Baca berita dengan sedikit iklan, klik di sini

Arsip

Mimpi Indonesia 2010

23 Juli 2007 | 00.00 WIB

Image of Tempo
Perbesar

Baca berita dengan sedikit iklan, klik di sini

Cyrillus Harinowo

  • Ketua STIE dan STIMIK Perbanas

    BEBERAPA waktu lalu, Kalbe Farma mengumumkan akan melakukan investasi pada perusahaan susu Morinaga di Cikarang dengan nilai Rp 500 miliar dan menggunakan cash flow intern. Di industri farmasi, langkah semacam itu telah dilakukan oleh beberapa perusahaan.

    Sanbe Farma, misalnya, berinvestasi pada tiga proyek sekaligus di Kota Bandung, yakni rumah sakit internasional, pabrik infus, dan pabrik obat. Sebagian besar investasi itu dibiayai oleh cash flow intern dan hanya sebagian kecil menggunakan bantuan kredit dari bank.

    Pengalaman yang sama dilakukan juga oleh Konimex, yang membangun dua rumah sakit di Kota Solo dan sebuah rumah sakit di Boyolali. Ketiga proyek itu juga dibiayai dana sendiri.

    Meskipun diawali industri farmasi, pengalaman sejenis rupanya meluas ke bidang lain. PT Telekomunikasi Indonesia, misalnya. Baru-baru ini, Telkom mengumumkan akan mengalokasikan modal untuk investasi sekitar Rp 18 triliun pada 2007. Lagi-lagi bersumber dari dana internal.

    PT Aneka Tambang akan membiayai investasi US$ 40 juta tahun ini juga dari dana sendiri. PT Unilever Indonesia malah melangkah lebih jauh. Perusahaan konsumer ini selalu menggunakan dana internal bagi pengeluaran investasi, yang setiap tahun selalu berkisar US$ 30-40 juta atau sekitar Rp 270-360 miliar. Jumlah yang tidak kecil.

    Yang tak kalah menarik adalah sebuah industri tekstil di Solo yang berinvestasi membangun pabrik pemintalan baru. Sepenuhnya menggunakan duit perusahaan. Ini jelas mengejutkan karena, bagi perusahaan tekstil yang dianggap sebagai sunset industry, investasi Rp 400 miliar bukanlah jumlah kecil.

    Perubahan mindset dunia usaha

    Dari berbagai pengalaman tersebut, tampaklah sebuah benang merah. Ternyata krisis 1997 telah membawa perubahan mindset yang sangat penting dalam dunia usaha. Jika sebelum krisis banyak pengusaha memanfaatkan berlimpahnya kredit bank dengan investasi jorjoran, pengalaman selama krisis telah mengubah mentalitas mereka.

    Sebelum krisis, untuk membangun pabrik senilai Rp 100 miliar saja mereka dengan mudah mendapatkan kredit Rp 200 miliar atau lebih. Namun pengalaman selama krisis menyebabkan mereka jauh lebih efisien menggunakan dana.
* * * * * * *
## [Daftar Tugas]
A: Salin dengan tepat bagian bacaan dari "BEBERAPA waktu lalu, Kalbe" sampai "dibiayai dana sendiri.".
B: Tolong sebutkan nilai investasi Kalbe Farma pada perusahaan susu Morinaga di Cikarang menurut bacaan.

Data Tercatat
* * * * * * *
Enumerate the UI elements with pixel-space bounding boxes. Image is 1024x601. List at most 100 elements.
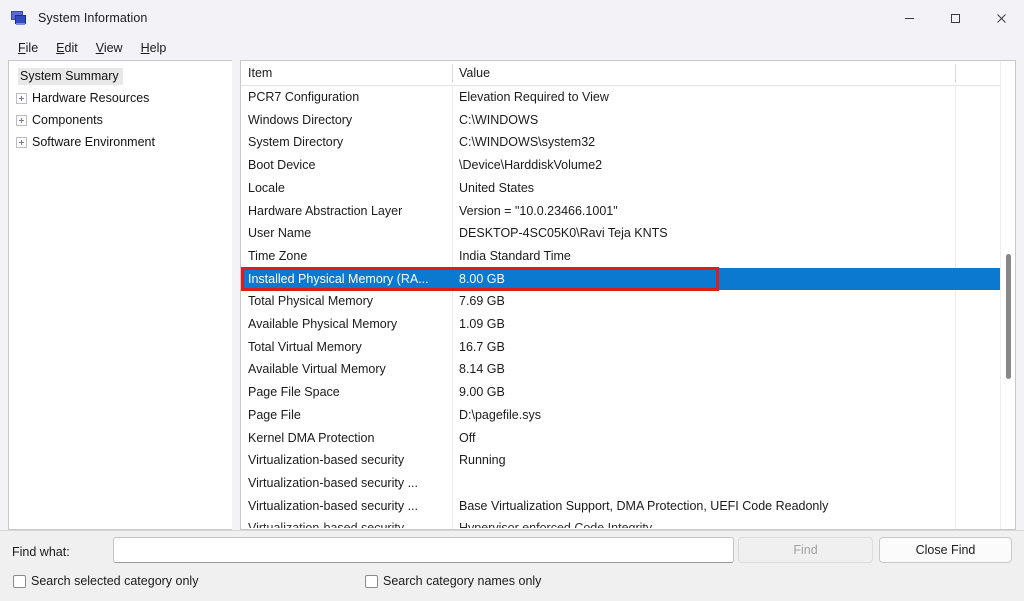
cell-value: India Standard Time [459,248,571,263]
checkbox-label: Search selected category only [31,574,199,588]
checkbox-box [365,574,378,588]
table-row[interactable]: Total Physical Memory 7.69 GB [241,290,1015,313]
main-content: System Summary Hardware Resources Componen… [0,60,1024,530]
system-information-icon [11,10,27,26]
cell-item: System Directory [248,135,344,150]
cell-item: Boot Device [248,158,316,173]
table-row[interactable]: System Directory C:\WINDOWS\system32 [241,131,1015,154]
tree-item-hardware-resources[interactable]: Hardware Resources [9,87,232,109]
cell-item: Hardware Abstraction Layer [248,203,403,218]
tree-item-components[interactable]: Components [9,109,232,131]
cell-value: Elevation Required to View [459,90,609,104]
cell-value: DESKTOP-4SC05K0\Ravi Teja KNTS [459,226,668,241]
cell-value: C:\WINDOWS [459,112,539,127]
cell-item: Kernel DMA Protection [248,430,375,445]
menu-bar: File Edit View Help [0,36,1024,60]
table-row[interactable]: Kernel DMA Protection Off [241,427,1015,450]
cell-value: Running [459,453,506,468]
cell-value: D:\pagefile.sys [459,407,541,422]
table-row[interactable]: Page File D:\pagefile.sys [241,404,1015,427]
details-list: Item Value PCR7 Configuration Elevation R… [240,60,1016,530]
table-row[interactable]: Boot Device \Device\HarddiskVolume2 [241,154,1015,177]
cell-item: PCR7 Configuration [248,90,360,104]
window-title: System Information [38,11,148,25]
search-category-names-checkbox[interactable]: Search category names only [365,574,541,588]
cell-item: Installed Physical Memory (RA... [248,271,429,286]
menu-item-help[interactable]: Help [132,39,176,57]
list-rows: PCR7 Configuration Elevation Required to … [241,86,1015,529]
cell-item: Virtualization-based security [248,453,405,468]
find-button[interactable]: Find [738,537,873,563]
cell-item: Available Virtual Memory [248,362,386,377]
table-row[interactable]: Virtualization-based security ... [241,472,1015,495]
cell-item: Locale [248,180,285,195]
table-row[interactable]: Locale United States [241,177,1015,200]
tree-item-system-summary[interactable]: System Summary [9,65,232,87]
cell-item: Available Physical Memory [248,317,398,331]
search-input[interactable] [113,537,734,563]
table-row[interactable]: Virtualization-based security Running [241,449,1015,472]
menu-item-edit[interactable]: Edit [47,39,87,57]
cell-item: Page File Space [248,385,340,400]
cell-value: C:\WINDOWS\system32 [459,135,596,150]
title-bar: System Information [0,0,1024,36]
tree-item-label: Hardware Resources [32,90,150,105]
table-row[interactable]: Available Physical Memory 1.09 GB [241,313,1015,336]
column-header-value[interactable]: Value [452,61,955,86]
table-row[interactable]: Hardware Abstraction Layer Version = "10.… [241,200,1015,223]
table-row[interactable]: Virtualization-based security ... Base Vi… [241,495,1015,518]
tree-item-label: System Summary [18,67,123,85]
cell-value: United States [459,180,535,195]
maximize-button[interactable] [932,0,978,36]
table-row[interactable]: Time Zone India Standard Time [241,245,1015,268]
scrollbar-thumb[interactable] [1006,254,1011,379]
cell-value: Hypervisor enforced Code Integrity [459,521,653,529]
cell-item: Total Virtual Memory [248,339,362,354]
tree-item-software-environment[interactable]: Software Environment [9,131,232,153]
list-header: Item Value [241,61,1015,86]
cell-value: 8.00 GB [459,271,505,286]
find-what-label: Find what: [12,545,70,559]
cell-value: Off [459,430,476,445]
cell-item: Total Physical Memory [248,294,374,309]
tree-item-label: Components [32,112,103,127]
table-row[interactable]: Installed Physical Memory (RA... 8.00 GB [241,267,1015,291]
cell-item: Page File [248,407,301,422]
cell-value: 9.00 GB [459,385,505,400]
menu-item-file[interactable]: File [9,39,47,57]
table-row[interactable]: Available Virtual Memory 8.14 GB [241,358,1015,381]
close-find-button[interactable]: Close Find [879,537,1012,563]
cell-value: Base Virtualization Support, DMA Protect… [459,498,829,513]
table-row[interactable]: Page File Space 9.00 GB [241,381,1015,404]
close-button[interactable] [978,0,1024,36]
cell-value: 8.14 GB [459,362,505,377]
cell-item: Virtualization-based security ... [248,521,418,529]
table-row[interactable]: Windows Directory C:\WINDOWS [241,109,1015,132]
table-row[interactable]: Virtualization-based security ... Hypervi… [241,517,1015,528]
search-selected-category-checkbox[interactable]: Search selected category only [13,574,198,588]
minimize-button[interactable] [886,0,932,36]
expand-plus-icon[interactable] [16,136,27,148]
menu-item-view[interactable]: View [87,39,132,57]
cell-value: \Device\HarddiskVolume2 [459,158,603,173]
tree-item-label: Software Environment [32,134,155,149]
pane-splitter[interactable] [232,60,240,530]
find-bar: Find what: Find Close Find Search select… [0,530,1024,601]
cell-value [452,472,1015,495]
cell-value: 16.7 GB [459,339,505,354]
vertical-scrollbar[interactable] [1000,61,1015,529]
cell-value: Version = "10.0.23466.1001" [459,203,618,218]
expand-plus-icon[interactable] [16,92,27,104]
window-controls [886,0,1024,36]
cell-item: User Name [248,226,312,241]
table-row[interactable]: PCR7 Configuration Elevation Required to … [241,86,1015,109]
expand-plus-icon[interactable] [16,114,27,126]
cell-value: 7.69 GB [459,294,505,309]
table-row[interactable]: Total Virtual Memory 16.7 GB [241,336,1015,359]
system-information-window: System Information File Edit View Help Syst… [0,0,1024,601]
table-row[interactable]: User Name DESKTOP-4SC05K0\Ravi Teja KNTS [241,222,1015,245]
column-header-item[interactable]: Item [241,61,452,86]
cell-item: Windows Directory [248,112,353,127]
category-tree[interactable]: System Summary Hardware Resources Componen… [8,60,232,530]
cell-value: 1.09 GB [459,317,505,331]
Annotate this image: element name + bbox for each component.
* * * * * * *
## [Hasil Per Tugas]
A:
BEBERAPA waktu lalu, Kalbe Farma mengumumkan akan melakukan investasi pada perusahaan susu Morinaga di Cikarang dengan nilai Rp 500 miliar dan menggunakan cash flow intern. Di industri farmasi, langkah semacam itu telah dilakukan oleh beberapa perusahaan.

    Sanbe Farma, misalnya, berinvestasi pada tiga proyek sekaligus di Kota Bandung, yakni rumah sakit internasional, pabrik infus, dan pabrik obat. Sebagian besar investasi itu dibiayai oleh cash flow intern dan hanya sebagian kecil menggunakan bantuan kredit dari bank.

    Pengalaman yang sama dilakukan juga oleh Konimex, yang membangun dua rumah sakit di Kota Solo dan sebuah rumah sakit di Boyolali. Ketiga proyek itu juga dibiayai dana sendiri.

B: Rp 500 miliar.